## begin

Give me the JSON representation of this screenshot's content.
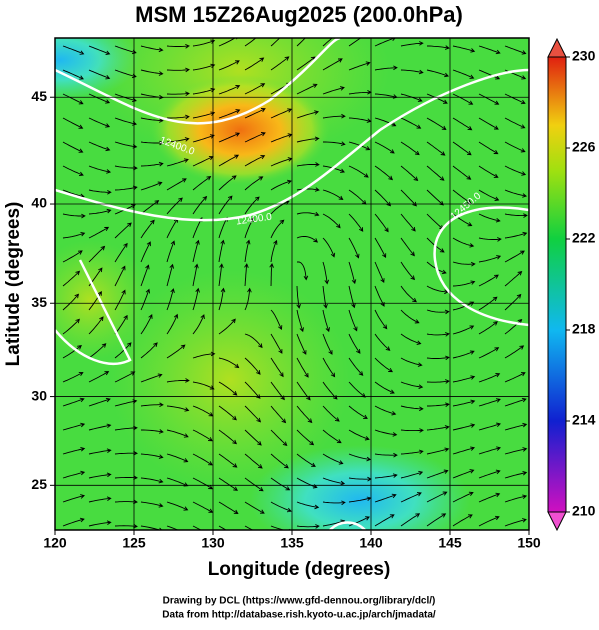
{
  "chart_data": {
    "type": "map",
    "title": "MSM 15Z26Aug2025 (200.0hPa)",
    "xlabel": "Longitude (degrees)",
    "ylabel": "Latitude  (degrees)",
    "xlim": [
      120,
      150
    ],
    "xticks": [
      120,
      125,
      130,
      135,
      140,
      145,
      150
    ],
    "ylim": [
      22.4,
      47.6
    ],
    "yticks": [
      25,
      30,
      35,
      40,
      45
    ],
    "grid": true,
    "colorbar": {
      "lim": [
        210,
        230
      ],
      "ticks": [
        210,
        214,
        218,
        222,
        226,
        230
      ]
    },
    "contour_labels": [
      "12400.0",
      "12400.0",
      "12450.0"
    ]
  },
  "footer": {
    "line1": "Drawing by DCL (https://www.gfd-dennou.org/library/dcl/)",
    "line2": "Data from http://database.rish.kyoto-u.ac.jp/arch/jmadata/"
  }
}
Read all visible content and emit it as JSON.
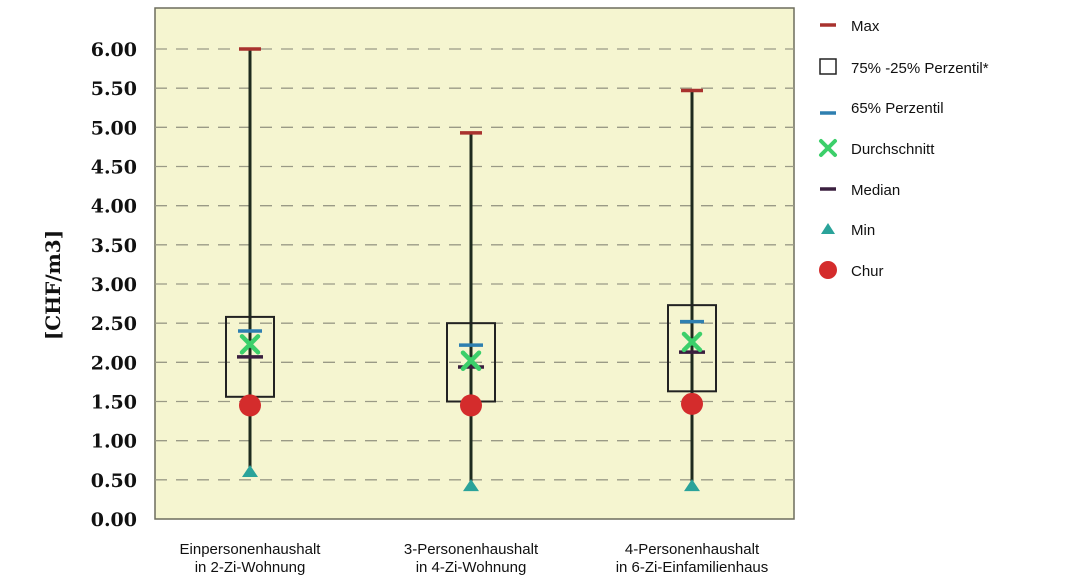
{
  "chart_data": {
    "type": "boxplot",
    "ylabel": "[CHF/m3]",
    "ylim": [
      0,
      6
    ],
    "ytick_step": 0.5,
    "ytick_labels": [
      "0.00",
      "0.50",
      "1.00",
      "1.50",
      "2.00",
      "2.50",
      "3.00",
      "3.50",
      "4.00",
      "4.50",
      "5.00",
      "5.50",
      "6.00"
    ],
    "grid": "horizontal dashed",
    "legend_position": "right",
    "categories": [
      {
        "line1": "Einpersonenhaushalt",
        "line2": "in 2-Zi-Wohnung"
      },
      {
        "line1": "3-Personenhaushalt",
        "line2": "in 4-Zi-Wohnung"
      },
      {
        "line1": "4-Personenhaushalt",
        "line2": "in 6-Zi-Einfamilienhaus"
      }
    ],
    "series": {
      "Max": [
        6.0,
        4.93,
        5.47
      ],
      "Perzentil_75": [
        2.58,
        2.5,
        2.73
      ],
      "Perzentil_25": [
        1.56,
        1.5,
        1.63
      ],
      "Perzentil_65": [
        2.4,
        2.22,
        2.52
      ],
      "Durchschnitt": [
        2.23,
        2.02,
        2.26
      ],
      "Median": [
        2.07,
        1.94,
        2.13
      ],
      "Min": [
        0.6,
        0.42,
        0.42
      ],
      "Chur": [
        1.45,
        1.45,
        1.47
      ]
    },
    "legend": [
      {
        "key": "max",
        "label": "Max",
        "color": "#a8322e"
      },
      {
        "key": "box",
        "label": "75% -25% Perzentil*",
        "color": "#222222"
      },
      {
        "key": "p65",
        "label": "65% Perzentil",
        "color": "#2e7fb0"
      },
      {
        "key": "mean",
        "label": "Durchschnitt",
        "color": "#3ccf6a"
      },
      {
        "key": "median",
        "label": "Median",
        "color": "#3a1f3f"
      },
      {
        "key": "min",
        "label": "Min",
        "color": "#2aa39a"
      },
      {
        "key": "chur",
        "label": "Chur",
        "color": "#d42c2c"
      }
    ],
    "colors": {
      "plot_background": "#f5f5d0",
      "whisker": "#1e2a1e",
      "grid": "#9a9a86"
    }
  }
}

## end

> [Work required]: Filter the records down to the lines that contain the string "grid", and copy those lines.

> [Task response]:
    "grid": true,
    "grid": "horizontal dashed",
      "grid": "#9a9a86"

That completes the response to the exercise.